Requirements:
Render every entry exactly as it appears.

***** Input rows *****

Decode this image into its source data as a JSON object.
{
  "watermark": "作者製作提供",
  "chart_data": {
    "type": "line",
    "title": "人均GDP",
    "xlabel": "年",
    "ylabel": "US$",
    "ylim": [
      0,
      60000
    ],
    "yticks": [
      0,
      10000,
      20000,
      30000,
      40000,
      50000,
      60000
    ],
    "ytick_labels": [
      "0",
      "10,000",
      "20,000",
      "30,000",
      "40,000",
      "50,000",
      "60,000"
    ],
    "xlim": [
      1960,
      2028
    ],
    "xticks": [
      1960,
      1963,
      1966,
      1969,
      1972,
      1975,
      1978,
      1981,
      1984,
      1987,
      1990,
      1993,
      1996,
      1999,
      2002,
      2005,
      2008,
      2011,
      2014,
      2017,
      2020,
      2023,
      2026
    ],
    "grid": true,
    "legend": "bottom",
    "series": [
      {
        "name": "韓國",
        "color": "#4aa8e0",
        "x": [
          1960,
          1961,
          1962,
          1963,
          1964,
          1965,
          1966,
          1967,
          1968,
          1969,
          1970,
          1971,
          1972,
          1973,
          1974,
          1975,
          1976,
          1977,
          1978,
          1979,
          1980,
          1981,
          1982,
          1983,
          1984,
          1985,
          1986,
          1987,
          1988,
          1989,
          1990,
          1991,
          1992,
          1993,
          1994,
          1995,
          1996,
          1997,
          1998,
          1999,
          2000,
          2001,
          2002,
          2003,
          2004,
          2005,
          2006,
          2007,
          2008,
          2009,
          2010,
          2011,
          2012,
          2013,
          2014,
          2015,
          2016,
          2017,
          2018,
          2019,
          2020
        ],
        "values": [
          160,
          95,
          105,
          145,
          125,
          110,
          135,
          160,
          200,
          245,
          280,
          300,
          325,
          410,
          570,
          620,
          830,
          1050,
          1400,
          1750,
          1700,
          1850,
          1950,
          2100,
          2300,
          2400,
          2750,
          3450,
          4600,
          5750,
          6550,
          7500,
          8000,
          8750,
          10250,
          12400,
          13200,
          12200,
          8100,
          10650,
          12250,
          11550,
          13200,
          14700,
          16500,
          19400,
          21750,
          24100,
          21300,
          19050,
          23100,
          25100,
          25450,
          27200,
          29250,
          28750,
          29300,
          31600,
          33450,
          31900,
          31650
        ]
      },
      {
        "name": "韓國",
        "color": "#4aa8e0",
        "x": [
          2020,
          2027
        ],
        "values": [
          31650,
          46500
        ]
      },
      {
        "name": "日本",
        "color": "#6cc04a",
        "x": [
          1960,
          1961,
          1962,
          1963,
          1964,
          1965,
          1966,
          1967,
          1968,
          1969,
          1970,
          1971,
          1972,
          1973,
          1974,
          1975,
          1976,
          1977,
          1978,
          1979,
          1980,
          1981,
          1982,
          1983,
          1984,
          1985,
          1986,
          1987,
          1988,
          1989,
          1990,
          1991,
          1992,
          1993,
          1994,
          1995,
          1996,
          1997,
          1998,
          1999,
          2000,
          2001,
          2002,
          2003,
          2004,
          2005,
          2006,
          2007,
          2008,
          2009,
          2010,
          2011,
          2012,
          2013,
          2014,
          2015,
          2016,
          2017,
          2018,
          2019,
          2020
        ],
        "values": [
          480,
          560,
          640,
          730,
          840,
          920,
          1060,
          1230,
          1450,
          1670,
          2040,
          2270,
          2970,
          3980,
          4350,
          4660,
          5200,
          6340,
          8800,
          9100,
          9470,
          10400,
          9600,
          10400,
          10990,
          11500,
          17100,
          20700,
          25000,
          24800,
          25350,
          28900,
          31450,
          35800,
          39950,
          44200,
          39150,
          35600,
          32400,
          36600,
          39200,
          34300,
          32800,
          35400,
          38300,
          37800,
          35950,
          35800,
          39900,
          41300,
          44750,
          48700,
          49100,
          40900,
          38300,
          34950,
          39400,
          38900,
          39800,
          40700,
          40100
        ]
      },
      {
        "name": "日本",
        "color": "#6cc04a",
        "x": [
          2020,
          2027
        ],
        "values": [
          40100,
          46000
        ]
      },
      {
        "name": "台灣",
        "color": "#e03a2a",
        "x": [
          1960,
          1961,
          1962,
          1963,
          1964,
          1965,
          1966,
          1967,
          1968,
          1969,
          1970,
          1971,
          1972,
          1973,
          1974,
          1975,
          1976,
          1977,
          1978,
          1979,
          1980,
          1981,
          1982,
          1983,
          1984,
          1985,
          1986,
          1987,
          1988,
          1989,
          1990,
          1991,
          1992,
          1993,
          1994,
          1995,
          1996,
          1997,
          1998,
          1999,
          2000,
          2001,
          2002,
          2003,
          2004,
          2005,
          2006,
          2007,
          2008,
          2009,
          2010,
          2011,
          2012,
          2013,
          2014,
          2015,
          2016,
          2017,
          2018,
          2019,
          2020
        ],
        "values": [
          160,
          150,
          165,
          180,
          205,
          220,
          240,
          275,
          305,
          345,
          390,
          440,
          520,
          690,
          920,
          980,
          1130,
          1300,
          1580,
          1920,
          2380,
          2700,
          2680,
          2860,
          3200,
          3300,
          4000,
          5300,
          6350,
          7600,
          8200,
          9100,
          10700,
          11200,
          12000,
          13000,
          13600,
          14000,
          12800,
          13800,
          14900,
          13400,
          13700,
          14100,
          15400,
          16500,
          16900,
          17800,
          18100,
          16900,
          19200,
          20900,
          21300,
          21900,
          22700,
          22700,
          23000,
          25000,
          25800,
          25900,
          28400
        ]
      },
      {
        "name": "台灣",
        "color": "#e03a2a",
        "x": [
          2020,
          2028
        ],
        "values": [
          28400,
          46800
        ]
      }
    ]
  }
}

*****

Finished answer:
Decode this image into its source data as a JSON object.
{
  "watermark": "作者製作提供",
  "chart_data": {
    "type": "line",
    "title": "人均GDP",
    "xlabel": "年",
    "ylabel": "US$",
    "ylim": [
      0,
      60000
    ],
    "yticks": [
      0,
      10000,
      20000,
      30000,
      40000,
      50000,
      60000
    ],
    "ytick_labels": [
      "0",
      "10,000",
      "20,000",
      "30,000",
      "40,000",
      "50,000",
      "60,000"
    ],
    "xlim": [
      1960,
      2028
    ],
    "xticks": [
      1960,
      1963,
      1966,
      1969,
      1972,
      1975,
      1978,
      1981,
      1984,
      1987,
      1990,
      1993,
      1996,
      1999,
      2002,
      2005,
      2008,
      2011,
      2014,
      2017,
      2020,
      2023,
      2026
    ],
    "grid": true,
    "legend": "bottom",
    "series": [
      {
        "name": "韓國",
        "color": "#4aa8e0",
        "x": [
          1960,
          1961,
          1962,
          1963,
          1964,
          1965,
          1966,
          1967,
          1968,
          1969,
          1970,
          1971,
          1972,
          1973,
          1974,
          1975,
          1976,
          1977,
          1978,
          1979,
          1980,
          1981,
          1982,
          1983,
          1984,
          1985,
          1986,
          1987,
          1988,
          1989,
          1990,
          1991,
          1992,
          1993,
          1994,
          1995,
          1996,
          1997,
          1998,
          1999,
          2000,
          2001,
          2002,
          2003,
          2004,
          2005,
          2006,
          2007,
          2008,
          2009,
          2010,
          2011,
          2012,
          2013,
          2014,
          2015,
          2016,
          2017,
          2018,
          2019,
          2020
        ],
        "values": [
          160,
          95,
          105,
          145,
          125,
          110,
          135,
          160,
          200,
          245,
          280,
          300,
          325,
          410,
          570,
          620,
          830,
          1050,
          1400,
          1750,
          1700,
          1850,
          1950,
          2100,
          2300,
          2400,
          2750,
          3450,
          4600,
          5750,
          6550,
          7500,
          8000,
          8750,
          10250,
          12400,
          13200,
          12200,
          8100,
          10650,
          12250,
          11550,
          13200,
          14700,
          16500,
          19400,
          21750,
          24100,
          21300,
          19050,
          23100,
          25100,
          25450,
          27200,
          29250,
          28750,
          29300,
          31600,
          33450,
          31900,
          31650
        ]
      },
      {
        "name": "韓國",
        "color": "#4aa8e0",
        "x": [
          2020,
          2027
        ],
        "values": [
          31650,
          46500
        ]
      },
      {
        "name": "日本",
        "color": "#6cc04a",
        "x": [
          1960,
          1961,
          1962,
          1963,
          1964,
          1965,
          1966,
          1967,
          1968,
          1969,
          1970,
          1971,
          1972,
          1973,
          1974,
          1975,
          1976,
          1977,
          1978,
          1979,
          1980,
          1981,
          1982,
          1983,
          1984,
          1985,
          1986,
          1987,
          1988,
          1989,
          1990,
          1991,
          1992,
          1993,
          1994,
          1995,
          1996,
          1997,
          1998,
          1999,
          2000,
          2001,
          2002,
          2003,
          2004,
          2005,
          2006,
          2007,
          2008,
          2009,
          2010,
          2011,
          2012,
          2013,
          2014,
          2015,
          2016,
          2017,
          2018,
          2019,
          2020
        ],
        "values": [
          480,
          560,
          640,
          730,
          840,
          920,
          1060,
          1230,
          1450,
          1670,
          2040,
          2270,
          2970,
          3980,
          4350,
          4660,
          5200,
          6340,
          8800,
          9100,
          9470,
          10400,
          9600,
          10400,
          10990,
          11500,
          17100,
          20700,
          25000,
          24800,
          25350,
          28900,
          31450,
          35800,
          39950,
          44200,
          39150,
          35600,
          32400,
          36600,
          39200,
          34300,
          32800,
          35400,
          38300,
          37800,
          35950,
          35800,
          39900,
          41300,
          44750,
          48700,
          49100,
          40900,
          38300,
          34950,
          39400,
          38900,
          39800,
          40700,
          40100
        ]
      },
      {
        "name": "日本",
        "color": "#6cc04a",
        "x": [
          2020,
          2027
        ],
        "values": [
          40100,
          46000
        ]
      },
      {
        "name": "台灣",
        "color": "#e03a2a",
        "x": [
          1960,
          1961,
          1962,
          1963,
          1964,
          1965,
          1966,
          1967,
          1968,
          1969,
          1970,
          1971,
          1972,
          1973,
          1974,
          1975,
          1976,
          1977,
          1978,
          1979,
          1980,
          1981,
          1982,
          1983,
          1984,
          1985,
          1986,
          1987,
          1988,
          1989,
          1990,
          1991,
          1992,
          1993,
          1994,
          1995,
          1996,
          1997,
          1998,
          1999,
          2000,
          2001,
          2002,
          2003,
          2004,
          2005,
          2006,
          2007,
          2008,
          2009,
          2010,
          2011,
          2012,
          2013,
          2014,
          2015,
          2016,
          2017,
          2018,
          2019,
          2020
        ],
        "values": [
          160,
          150,
          165,
          180,
          205,
          220,
          240,
          275,
          305,
          345,
          390,
          440,
          520,
          690,
          920,
          980,
          1130,
          1300,
          1580,
          1920,
          2380,
          2700,
          2680,
          2860,
          3200,
          3300,
          4000,
          5300,
          6350,
          7600,
          8200,
          9100,
          10700,
          11200,
          12000,
          13000,
          13600,
          14000,
          12800,
          13800,
          14900,
          13400,
          13700,
          14100,
          15400,
          16500,
          16900,
          17800,
          18100,
          16900,
          19200,
          20900,
          21300,
          21900,
          22700,
          22700,
          23000,
          25000,
          25800,
          25900,
          28400
        ]
      },
      {
        "name": "台灣",
        "color": "#e03a2a",
        "x": [
          2020,
          2028
        ],
        "values": [
          28400,
          46800
        ]
      }
    ]
  }
}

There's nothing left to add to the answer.